*WHAT YOU WILL DO*
Exclude the pictures; give every entry again exactly as written.

(Data entries)

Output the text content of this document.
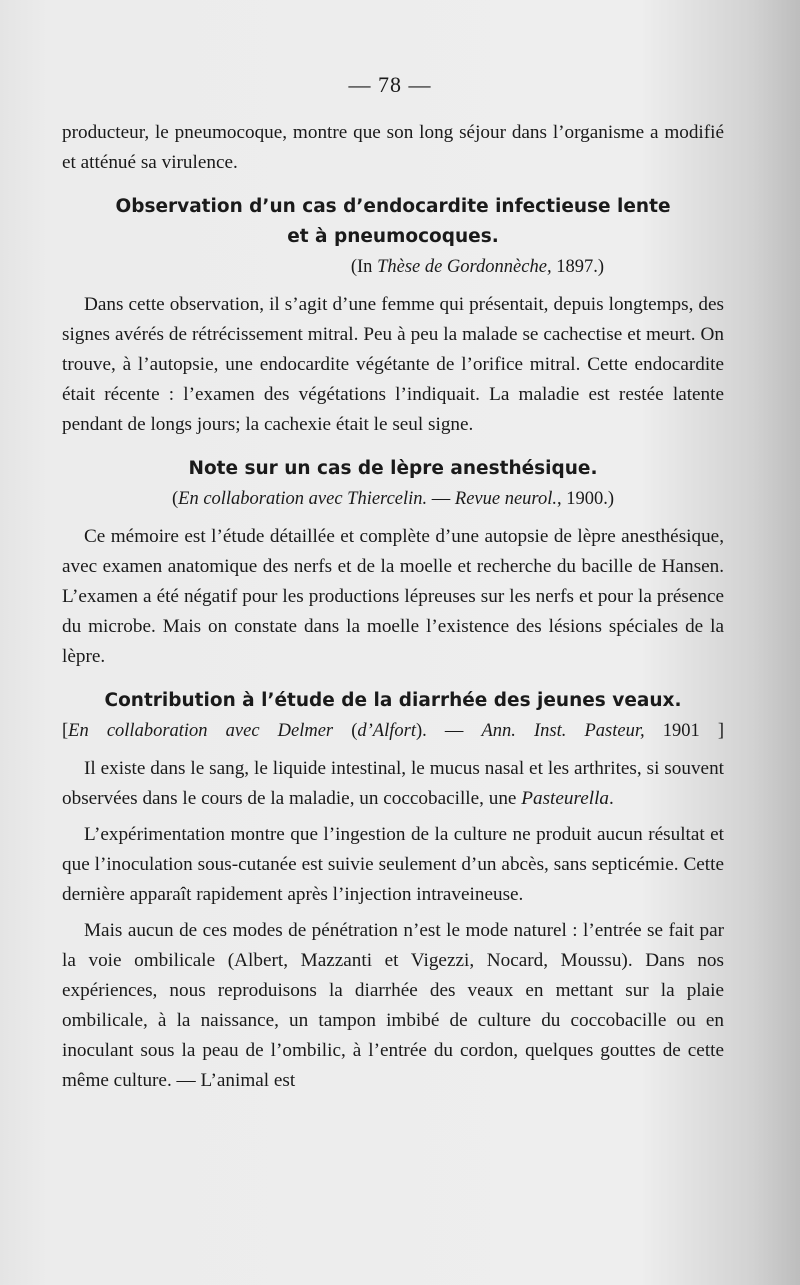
— 78 —

producteur, le pneumocoque, montre que son long séjour dans l’organisme a modifié et atténué sa virulence.

Observation d’un cas d’endocardite infectieuse lente
et à pneumocoques.
(In Thèse de Gordonnèche, 1897.)

Dans cette observation, il s’agit d’une femme qui présentait, depuis longtemps, des signes avérés de rétrécissement mitral. Peu à peu la malade se cachectise et meurt. On trouve, à l’autopsie, une endocardite végétante de l’orifice mitral. Cette endocardite était récente : l’examen des végétations l’indiquait. La maladie est restée latente pendant de longs jours; la cachexie était le seul signe.

Note sur un cas de lèpre anesthésique.
(En collaboration avec Thiercelin. — Revue neurol., 1900.)

Ce mémoire est l’étude détaillée et complète d’une autopsie de lèpre anesthésique, avec examen anatomique des nerfs et de la moelle et recherche du bacille de Hansen. L’examen a été négatif pour les productions lépreuses sur les nerfs et pour la présence du microbe. Mais on constate dans la moelle l’existence des lésions spéciales de la lèpre.

Contribution à l’étude de la diarrhée des jeunes veaux.
[En collaboration avec Delmer (d’Alfort). — Ann. Inst. Pasteur, 1901 ]

Il existe dans le sang, le liquide intestinal, le mucus nasal et les arthrites, si souvent observées dans le cours de la maladie, un coccobacille, une Pasteurella.

L’expérimentation montre que l’ingestion de la culture ne produit aucun résultat et que l’inoculation sous-cutanée est suivie seulement d’un abcès, sans septicémie. Cette dernière apparaît rapidement après l’injection intraveineuse.

Mais aucun de ces modes de pénétration n’est le mode naturel : l’entrée se fait par la voie ombilicale (Albert, Mazzanti et Vigezzi, Nocard, Moussu). Dans nos expériences, nous reproduisons la diarrhée des veaux en mettant sur la plaie ombilicale, à la naissance, un tampon imbibé de culture du coccobacille ou en inoculant sous la peau de l’ombilic, à l’entrée du cordon, quelques gouttes de cette même culture. — L’animal est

*FINISHED TASK*
Output the text content of this document.
— 78 —

producteur, le pneumocoque, montre que son long séjour dans l’organisme a modifié et atténué sa virulence.

Observation d’un cas d’endocardite infectieuse lente
et à pneumocoques.
(In Thèse de Gordonnèche, 1897.)

Dans cette observation, il s’agit d’une femme qui présentait, depuis longtemps, des signes avérés de rétrécissement mitral. Peu à peu la malade se cachectise et meurt. On trouve, à l’autopsie, une endocardite végétante de l’orifice mitral. Cette endocardite était récente : l’examen des végétations l’indiquait. La maladie est restée latente pendant de longs jours; la cachexie était le seul signe.

Note sur un cas de lèpre anesthésique.
(En collaboration avec Thiercelin. — Revue neurol., 1900.)

Ce mémoire est l’étude détaillée et complète d’une autopsie de lèpre anesthésique, avec examen anatomique des nerfs et de la moelle et recherche du bacille de Hansen. L’examen a été négatif pour les productions lépreuses sur les nerfs et pour la présence du microbe. Mais on constate dans la moelle l’existence des lésions spéciales de la lèpre.

Contribution à l’étude de la diarrhée des jeunes veaux.
[En collaboration avec Delmer (d’Alfort). — Ann. Inst. Pasteur, 1901 ]

Il existe dans le sang, le liquide intestinal, le mucus nasal et les arthrites, si souvent observées dans le cours de la maladie, un coccobacille, une Pasteurella.

L’expérimentation montre que l’ingestion de la culture ne produit aucun résultat et que l’inoculation sous-cutanée est suivie seulement d’un abcès, sans septicémie. Cette dernière apparaît rapidement après l’injection intraveineuse.

Mais aucun de ces modes de pénétration n’est le mode naturel : l’entrée se fait par la voie ombilicale (Albert, Mazzanti et Vigezzi, Nocard, Moussu). Dans nos expériences, nous reproduisons la diarrhée des veaux en mettant sur la plaie ombilicale, à la naissance, un tampon imbibé de culture du coccobacille ou en inoculant sous la peau de l’ombilic, à l’entrée du cordon, quelques gouttes de cette même culture. — L’animal est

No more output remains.